**WHAT YOU ARE ASKED TO DO**
Without the pictures, set down every line of the data exactly.

**PROVIDED DATA**
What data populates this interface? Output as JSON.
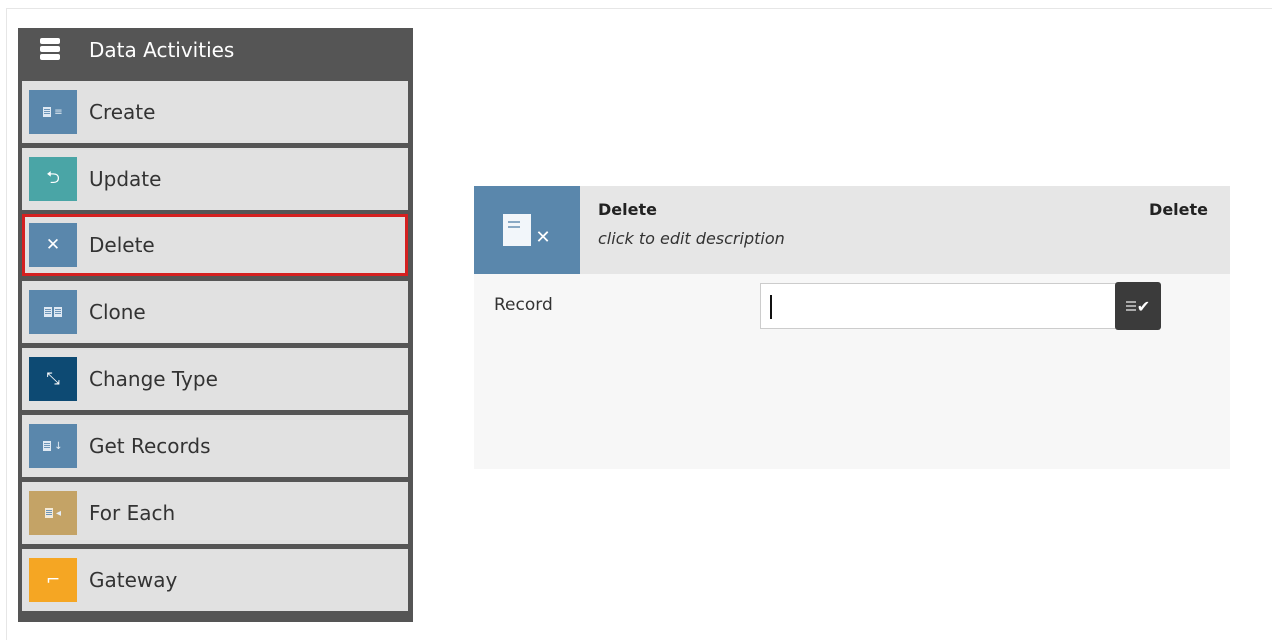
{
  "palette": {
    "title": "Data Activities",
    "items": [
      {
        "label": "Create",
        "color": "#5a87ac",
        "icon": "create-record-icon"
      },
      {
        "label": "Update",
        "color": "#4aa5a6",
        "icon": "update-record-icon"
      },
      {
        "label": "Delete",
        "color": "#5a87ac",
        "icon": "delete-record-icon",
        "selected": true
      },
      {
        "label": "Clone",
        "color": "#5a87ac",
        "icon": "clone-record-icon"
      },
      {
        "label": "Change Type",
        "color": "#0d4a73",
        "icon": "change-type-icon"
      },
      {
        "label": "Get Records",
        "color": "#5a87ac",
        "icon": "get-records-icon"
      },
      {
        "label": "For Each",
        "color": "#c4a366",
        "icon": "for-each-icon"
      },
      {
        "label": "Gateway",
        "color": "#f5a623",
        "icon": "gateway-icon"
      }
    ]
  },
  "panel": {
    "name": "Delete",
    "description": "click to edit description",
    "type": "Delete",
    "tile_icon": "delete-record-icon",
    "field": {
      "label": "Record",
      "value": "",
      "button_icon": "select-record-icon"
    }
  },
  "colors": {
    "selection_border": "#d42020",
    "palette_bg": "#555555"
  }
}
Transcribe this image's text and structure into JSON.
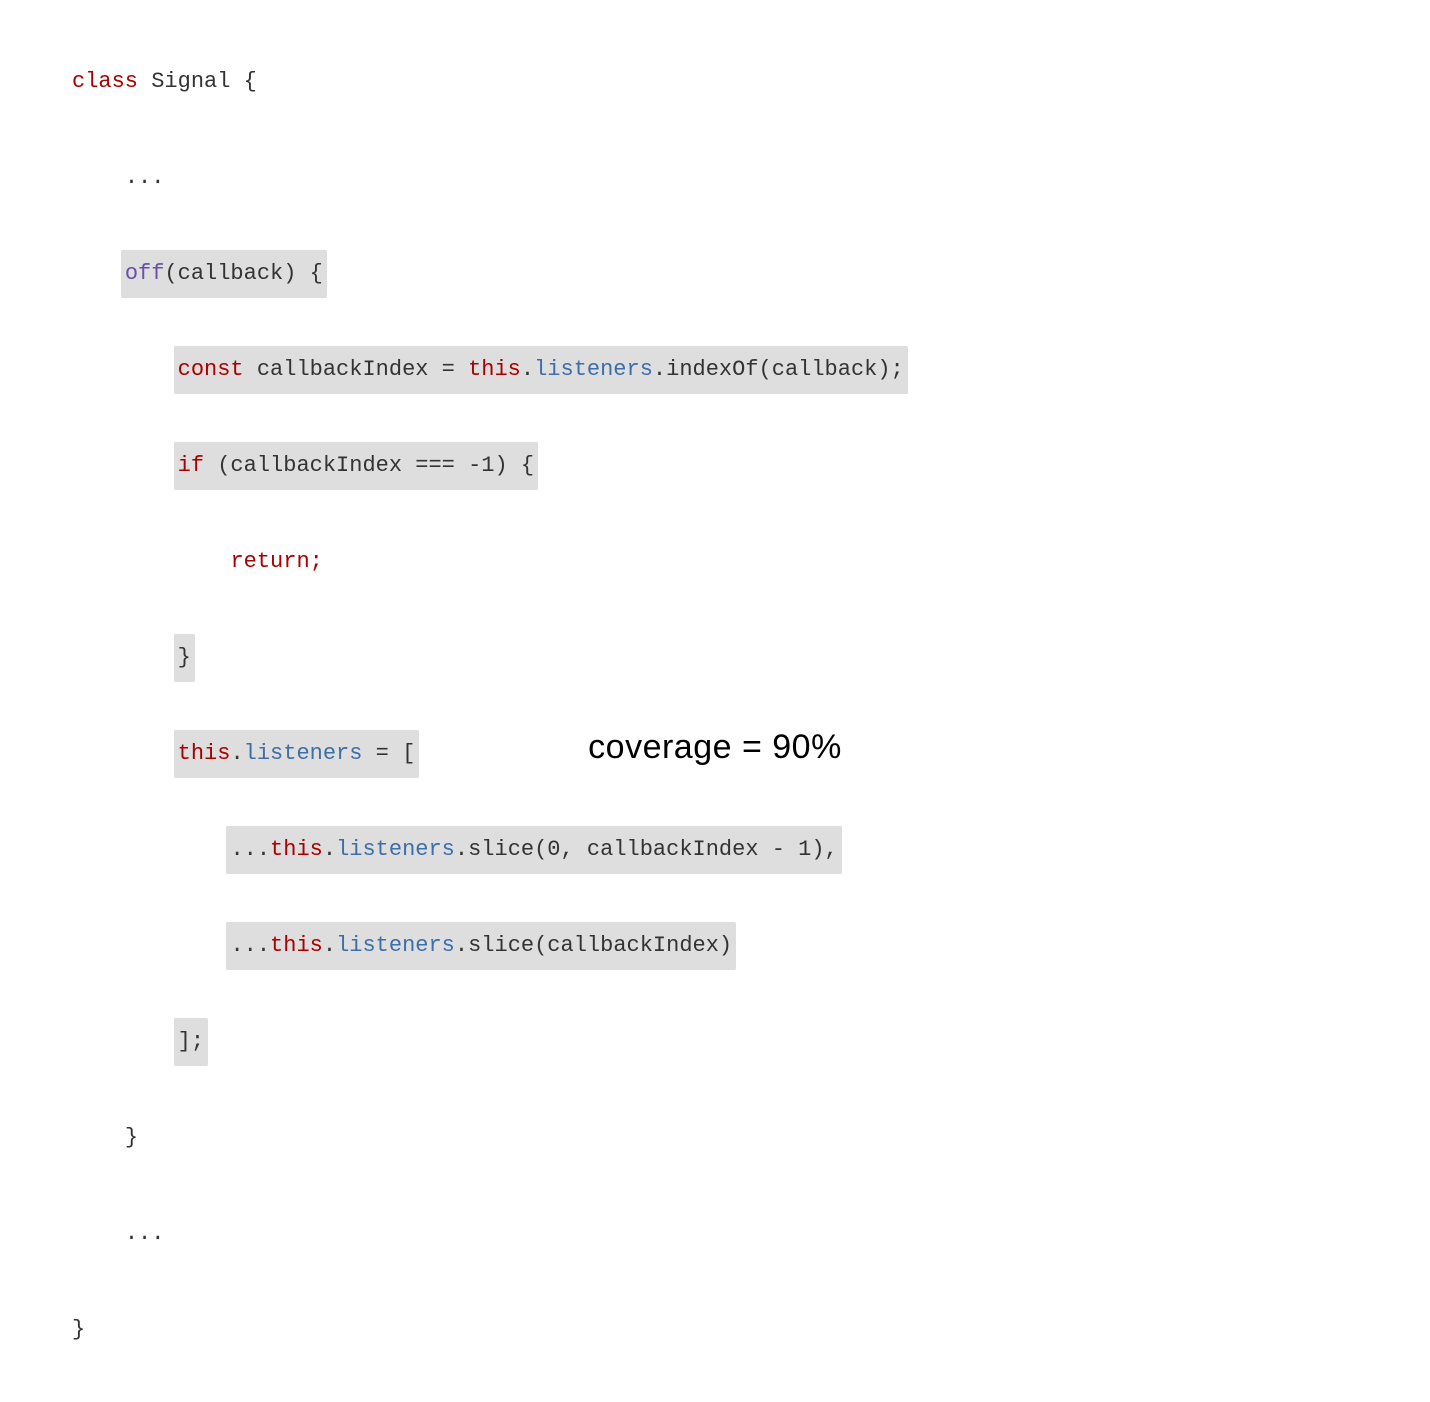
{
  "code": {
    "ln1": {
      "class": "class",
      "Signal": "Signal",
      "brace": " {"
    },
    "ln2": {
      "dots": "..."
    },
    "ln3": {
      "off": "off",
      "rest": "(callback) {"
    },
    "ln4": {
      "const": "const",
      "mid": " callbackIndex = ",
      "this": "this",
      "dot": ".",
      "listeners": "listeners",
      "tail": ".indexOf(callback);"
    },
    "ln5": {
      "if": "if",
      "rest": " (callbackIndex === -1) {"
    },
    "ln6": {
      "return": "return;"
    },
    "ln7": {
      "brace": "}"
    },
    "ln8": {
      "this": "this",
      "dot": ".",
      "listeners": "listeners",
      "rest": " = ["
    },
    "ln9": {
      "spread": "...",
      "this": "this",
      "dot": ".",
      "listeners": "listeners",
      "tail": ".slice(0, callbackIndex - 1),"
    },
    "ln10": {
      "spread": "...",
      "this": "this",
      "dot": ".",
      "listeners": "listeners",
      "tail": ".slice(callbackIndex)"
    },
    "ln11": {
      "close": "];"
    },
    "ln12": {
      "brace": "}"
    },
    "ln13": {
      "dots": "..."
    },
    "ln14": {
      "brace": "}"
    }
  },
  "caption": "coverage = 90%"
}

**REPLY TO THE EXERCISE**
What data populates this interface? Output as JSON.
{
  "palette": {
    "title": "Data Activities",
    "items": [
      {
        "label": "Create",
        "color": "#5a87ac",
        "icon": "create-record-icon"
      },
      {
        "label": "Update",
        "color": "#4aa5a6",
        "icon": "update-record-icon"
      },
      {
        "label": "Delete",
        "color": "#5a87ac",
        "icon": "delete-record-icon",
        "selected": true
      },
      {
        "label": "Clone",
        "color": "#5a87ac",
        "icon": "clone-record-icon"
      },
      {
        "label": "Change Type",
        "color": "#0d4a73",
        "icon": "change-type-icon"
      },
      {
        "label": "Get Records",
        "color": "#5a87ac",
        "icon": "get-records-icon"
      },
      {
        "label": "For Each",
        "color": "#c4a366",
        "icon": "for-each-icon"
      },
      {
        "label": "Gateway",
        "color": "#f5a623",
        "icon": "gateway-icon"
      }
    ]
  },
  "panel": {
    "name": "Delete",
    "description": "click to edit description",
    "type": "Delete",
    "tile_icon": "delete-record-icon",
    "field": {
      "label": "Record",
      "value": "",
      "button_icon": "select-record-icon"
    }
  },
  "colors": {
    "selection_border": "#d42020",
    "palette_bg": "#555555"
  }
}
Transcribe this image's text and structure into JSON.
{
  "code": {
    "ln1": {
      "class": "class",
      "Signal": "Signal",
      "brace": " {"
    },
    "ln2": {
      "dots": "..."
    },
    "ln3": {
      "off": "off",
      "rest": "(callback) {"
    },
    "ln4": {
      "const": "const",
      "mid": " callbackIndex = ",
      "this": "this",
      "dot": ".",
      "listeners": "listeners",
      "tail": ".indexOf(callback);"
    },
    "ln5": {
      "if": "if",
      "rest": " (callbackIndex === -1) {"
    },
    "ln6": {
      "return": "return;"
    },
    "ln7": {
      "brace": "}"
    },
    "ln8": {
      "this": "this",
      "dot": ".",
      "listeners": "listeners",
      "rest": " = ["
    },
    "ln9": {
      "spread": "...",
      "this": "this",
      "dot": ".",
      "listeners": "listeners",
      "tail": ".slice(0, callbackIndex - 1),"
    },
    "ln10": {
      "spread": "...",
      "this": "this",
      "dot": ".",
      "listeners": "listeners",
      "tail": ".slice(callbackIndex)"
    },
    "ln11": {
      "close": "];"
    },
    "ln12": {
      "brace": "}"
    },
    "ln13": {
      "dots": "..."
    },
    "ln14": {
      "brace": "}"
    }
  },
  "caption": "coverage = 90%"
}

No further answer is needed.